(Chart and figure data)
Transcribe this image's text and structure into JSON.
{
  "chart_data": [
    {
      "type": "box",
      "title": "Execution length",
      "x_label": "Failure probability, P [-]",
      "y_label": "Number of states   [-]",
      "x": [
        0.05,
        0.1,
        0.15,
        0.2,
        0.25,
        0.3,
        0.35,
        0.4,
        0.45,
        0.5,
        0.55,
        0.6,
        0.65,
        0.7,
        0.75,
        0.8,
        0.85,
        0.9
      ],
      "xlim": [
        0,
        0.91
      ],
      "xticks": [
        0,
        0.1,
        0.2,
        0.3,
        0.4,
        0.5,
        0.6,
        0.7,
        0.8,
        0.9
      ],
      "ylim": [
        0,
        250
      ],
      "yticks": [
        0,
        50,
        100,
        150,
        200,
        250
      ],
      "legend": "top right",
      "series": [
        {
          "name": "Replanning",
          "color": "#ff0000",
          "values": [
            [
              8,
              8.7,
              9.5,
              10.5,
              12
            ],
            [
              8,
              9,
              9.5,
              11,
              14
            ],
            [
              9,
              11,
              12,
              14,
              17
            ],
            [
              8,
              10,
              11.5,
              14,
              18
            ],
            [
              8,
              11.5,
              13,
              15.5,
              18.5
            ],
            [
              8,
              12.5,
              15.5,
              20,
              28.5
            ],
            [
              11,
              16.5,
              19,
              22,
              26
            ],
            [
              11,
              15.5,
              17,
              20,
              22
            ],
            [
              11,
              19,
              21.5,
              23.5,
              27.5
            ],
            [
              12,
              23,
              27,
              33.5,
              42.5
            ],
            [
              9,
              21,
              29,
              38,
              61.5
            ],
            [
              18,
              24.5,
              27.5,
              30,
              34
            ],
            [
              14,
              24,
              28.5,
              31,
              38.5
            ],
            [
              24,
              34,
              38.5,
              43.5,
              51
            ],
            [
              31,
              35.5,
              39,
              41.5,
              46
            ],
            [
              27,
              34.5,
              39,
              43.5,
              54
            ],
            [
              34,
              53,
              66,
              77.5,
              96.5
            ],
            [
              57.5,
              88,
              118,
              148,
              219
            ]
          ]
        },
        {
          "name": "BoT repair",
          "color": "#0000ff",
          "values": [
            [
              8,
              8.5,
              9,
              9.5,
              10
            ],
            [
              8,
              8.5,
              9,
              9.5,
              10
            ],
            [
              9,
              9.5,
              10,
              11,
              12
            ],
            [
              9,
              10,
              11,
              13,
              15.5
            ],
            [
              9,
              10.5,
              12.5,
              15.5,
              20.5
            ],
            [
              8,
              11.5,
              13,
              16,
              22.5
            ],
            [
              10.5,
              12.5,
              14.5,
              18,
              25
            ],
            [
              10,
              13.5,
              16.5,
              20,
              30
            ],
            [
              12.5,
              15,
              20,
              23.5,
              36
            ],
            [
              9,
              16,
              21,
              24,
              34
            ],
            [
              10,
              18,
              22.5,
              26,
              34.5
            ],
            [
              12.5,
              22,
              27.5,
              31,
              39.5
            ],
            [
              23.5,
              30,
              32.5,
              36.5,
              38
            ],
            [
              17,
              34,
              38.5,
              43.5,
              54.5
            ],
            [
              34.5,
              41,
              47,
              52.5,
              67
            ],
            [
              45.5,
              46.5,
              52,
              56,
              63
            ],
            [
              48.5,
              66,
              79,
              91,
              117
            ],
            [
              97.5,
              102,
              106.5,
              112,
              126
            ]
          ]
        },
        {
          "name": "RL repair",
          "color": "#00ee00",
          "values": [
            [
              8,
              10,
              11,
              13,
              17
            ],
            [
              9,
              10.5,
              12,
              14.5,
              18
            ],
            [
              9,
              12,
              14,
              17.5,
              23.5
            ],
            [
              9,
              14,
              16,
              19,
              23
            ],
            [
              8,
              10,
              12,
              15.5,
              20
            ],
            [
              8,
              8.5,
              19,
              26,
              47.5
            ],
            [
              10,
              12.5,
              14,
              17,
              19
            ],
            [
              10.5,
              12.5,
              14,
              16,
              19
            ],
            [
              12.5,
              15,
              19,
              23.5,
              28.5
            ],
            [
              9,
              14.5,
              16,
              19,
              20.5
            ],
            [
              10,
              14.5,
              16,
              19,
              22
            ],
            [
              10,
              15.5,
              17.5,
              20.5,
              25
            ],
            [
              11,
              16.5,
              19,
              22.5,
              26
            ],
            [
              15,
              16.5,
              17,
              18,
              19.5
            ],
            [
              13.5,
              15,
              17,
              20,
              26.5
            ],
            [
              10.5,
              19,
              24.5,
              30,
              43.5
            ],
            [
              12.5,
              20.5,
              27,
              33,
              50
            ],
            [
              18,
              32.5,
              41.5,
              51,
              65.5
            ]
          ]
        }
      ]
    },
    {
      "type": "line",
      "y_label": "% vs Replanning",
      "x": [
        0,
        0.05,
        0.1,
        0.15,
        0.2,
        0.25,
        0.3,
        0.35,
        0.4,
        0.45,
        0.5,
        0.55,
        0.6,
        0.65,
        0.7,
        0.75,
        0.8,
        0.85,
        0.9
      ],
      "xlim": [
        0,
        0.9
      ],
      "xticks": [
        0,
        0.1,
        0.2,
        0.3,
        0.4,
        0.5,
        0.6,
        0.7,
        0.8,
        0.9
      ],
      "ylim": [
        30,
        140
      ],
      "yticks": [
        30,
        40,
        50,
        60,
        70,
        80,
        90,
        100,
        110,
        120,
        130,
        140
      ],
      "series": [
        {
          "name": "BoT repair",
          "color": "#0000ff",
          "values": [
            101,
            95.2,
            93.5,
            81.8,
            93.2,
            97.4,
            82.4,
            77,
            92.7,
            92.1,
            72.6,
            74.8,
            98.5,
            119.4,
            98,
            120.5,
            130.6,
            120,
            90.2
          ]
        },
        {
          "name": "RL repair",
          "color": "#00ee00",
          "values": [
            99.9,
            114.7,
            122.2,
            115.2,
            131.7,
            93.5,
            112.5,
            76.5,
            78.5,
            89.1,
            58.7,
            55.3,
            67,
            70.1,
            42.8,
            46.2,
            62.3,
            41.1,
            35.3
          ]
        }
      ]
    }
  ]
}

### Request
Copy down the material exactly as written.

### Solution for this exercise
Transcribe this image's text and structure into JSON.
{
  "chart_data": [
    {
      "type": "box",
      "title": "Execution length",
      "x_label": "Failure probability, P [-]",
      "y_label": "Number of states   [-]",
      "x": [
        0.05,
        0.1,
        0.15,
        0.2,
        0.25,
        0.3,
        0.35,
        0.4,
        0.45,
        0.5,
        0.55,
        0.6,
        0.65,
        0.7,
        0.75,
        0.8,
        0.85,
        0.9
      ],
      "xlim": [
        0,
        0.91
      ],
      "xticks": [
        0,
        0.1,
        0.2,
        0.3,
        0.4,
        0.5,
        0.6,
        0.7,
        0.8,
        0.9
      ],
      "ylim": [
        0,
        250
      ],
      "yticks": [
        0,
        50,
        100,
        150,
        200,
        250
      ],
      "legend": "top right",
      "series": [
        {
          "name": "Replanning",
          "color": "#ff0000",
          "values": [
            [
              8,
              8.7,
              9.5,
              10.5,
              12
            ],
            [
              8,
              9,
              9.5,
              11,
              14
            ],
            [
              9,
              11,
              12,
              14,
              17
            ],
            [
              8,
              10,
              11.5,
              14,
              18
            ],
            [
              8,
              11.5,
              13,
              15.5,
              18.5
            ],
            [
              8,
              12.5,
              15.5,
              20,
              28.5
            ],
            [
              11,
              16.5,
              19,
              22,
              26
            ],
            [
              11,
              15.5,
              17,
              20,
              22
            ],
            [
              11,
              19,
              21.5,
              23.5,
              27.5
            ],
            [
              12,
              23,
              27,
              33.5,
              42.5
            ],
            [
              9,
              21,
              29,
              38,
              61.5
            ],
            [
              18,
              24.5,
              27.5,
              30,
              34
            ],
            [
              14,
              24,
              28.5,
              31,
              38.5
            ],
            [
              24,
              34,
              38.5,
              43.5,
              51
            ],
            [
              31,
              35.5,
              39,
              41.5,
              46
            ],
            [
              27,
              34.5,
              39,
              43.5,
              54
            ],
            [
              34,
              53,
              66,
              77.5,
              96.5
            ],
            [
              57.5,
              88,
              118,
              148,
              219
            ]
          ]
        },
        {
          "name": "BoT repair",
          "color": "#0000ff",
          "values": [
            [
              8,
              8.5,
              9,
              9.5,
              10
            ],
            [
              8,
              8.5,
              9,
              9.5,
              10
            ],
            [
              9,
              9.5,
              10,
              11,
              12
            ],
            [
              9,
              10,
              11,
              13,
              15.5
            ],
            [
              9,
              10.5,
              12.5,
              15.5,
              20.5
            ],
            [
              8,
              11.5,
              13,
              16,
              22.5
            ],
            [
              10.5,
              12.5,
              14.5,
              18,
              25
            ],
            [
              10,
              13.5,
              16.5,
              20,
              30
            ],
            [
              12.5,
              15,
              20,
              23.5,
              36
            ],
            [
              9,
              16,
              21,
              24,
              34
            ],
            [
              10,
              18,
              22.5,
              26,
              34.5
            ],
            [
              12.5,
              22,
              27.5,
              31,
              39.5
            ],
            [
              23.5,
              30,
              32.5,
              36.5,
              38
            ],
            [
              17,
              34,
              38.5,
              43.5,
              54.5
            ],
            [
              34.5,
              41,
              47,
              52.5,
              67
            ],
            [
              45.5,
              46.5,
              52,
              56,
              63
            ],
            [
              48.5,
              66,
              79,
              91,
              117
            ],
            [
              97.5,
              102,
              106.5,
              112,
              126
            ]
          ]
        },
        {
          "name": "RL repair",
          "color": "#00ee00",
          "values": [
            [
              8,
              10,
              11,
              13,
              17
            ],
            [
              9,
              10.5,
              12,
              14.5,
              18
            ],
            [
              9,
              12,
              14,
              17.5,
              23.5
            ],
            [
              9,
              14,
              16,
              19,
              23
            ],
            [
              8,
              10,
              12,
              15.5,
              20
            ],
            [
              8,
              8.5,
              19,
              26,
              47.5
            ],
            [
              10,
              12.5,
              14,
              17,
              19
            ],
            [
              10.5,
              12.5,
              14,
              16,
              19
            ],
            [
              12.5,
              15,
              19,
              23.5,
              28.5
            ],
            [
              9,
              14.5,
              16,
              19,
              20.5
            ],
            [
              10,
              14.5,
              16,
              19,
              22
            ],
            [
              10,
              15.5,
              17.5,
              20.5,
              25
            ],
            [
              11,
              16.5,
              19,
              22.5,
              26
            ],
            [
              15,
              16.5,
              17,
              18,
              19.5
            ],
            [
              13.5,
              15,
              17,
              20,
              26.5
            ],
            [
              10.5,
              19,
              24.5,
              30,
              43.5
            ],
            [
              12.5,
              20.5,
              27,
              33,
              50
            ],
            [
              18,
              32.5,
              41.5,
              51,
              65.5
            ]
          ]
        }
      ]
    },
    {
      "type": "line",
      "y_label": "% vs Replanning",
      "x": [
        0,
        0.05,
        0.1,
        0.15,
        0.2,
        0.25,
        0.3,
        0.35,
        0.4,
        0.45,
        0.5,
        0.55,
        0.6,
        0.65,
        0.7,
        0.75,
        0.8,
        0.85,
        0.9
      ],
      "xlim": [
        0,
        0.9
      ],
      "xticks": [
        0,
        0.1,
        0.2,
        0.3,
        0.4,
        0.5,
        0.6,
        0.7,
        0.8,
        0.9
      ],
      "ylim": [
        30,
        140
      ],
      "yticks": [
        30,
        40,
        50,
        60,
        70,
        80,
        90,
        100,
        110,
        120,
        130,
        140
      ],
      "series": [
        {
          "name": "BoT repair",
          "color": "#0000ff",
          "values": [
            101,
            95.2,
            93.5,
            81.8,
            93.2,
            97.4,
            82.4,
            77,
            92.7,
            92.1,
            72.6,
            74.8,
            98.5,
            119.4,
            98,
            120.5,
            130.6,
            120,
            90.2
          ]
        },
        {
          "name": "RL repair",
          "color": "#00ee00",
          "values": [
            99.9,
            114.7,
            122.2,
            115.2,
            131.7,
            93.5,
            112.5,
            76.5,
            78.5,
            89.1,
            58.7,
            55.3,
            67,
            70.1,
            42.8,
            46.2,
            62.3,
            41.1,
            35.3
          ]
        }
      ]
    }
  ]
}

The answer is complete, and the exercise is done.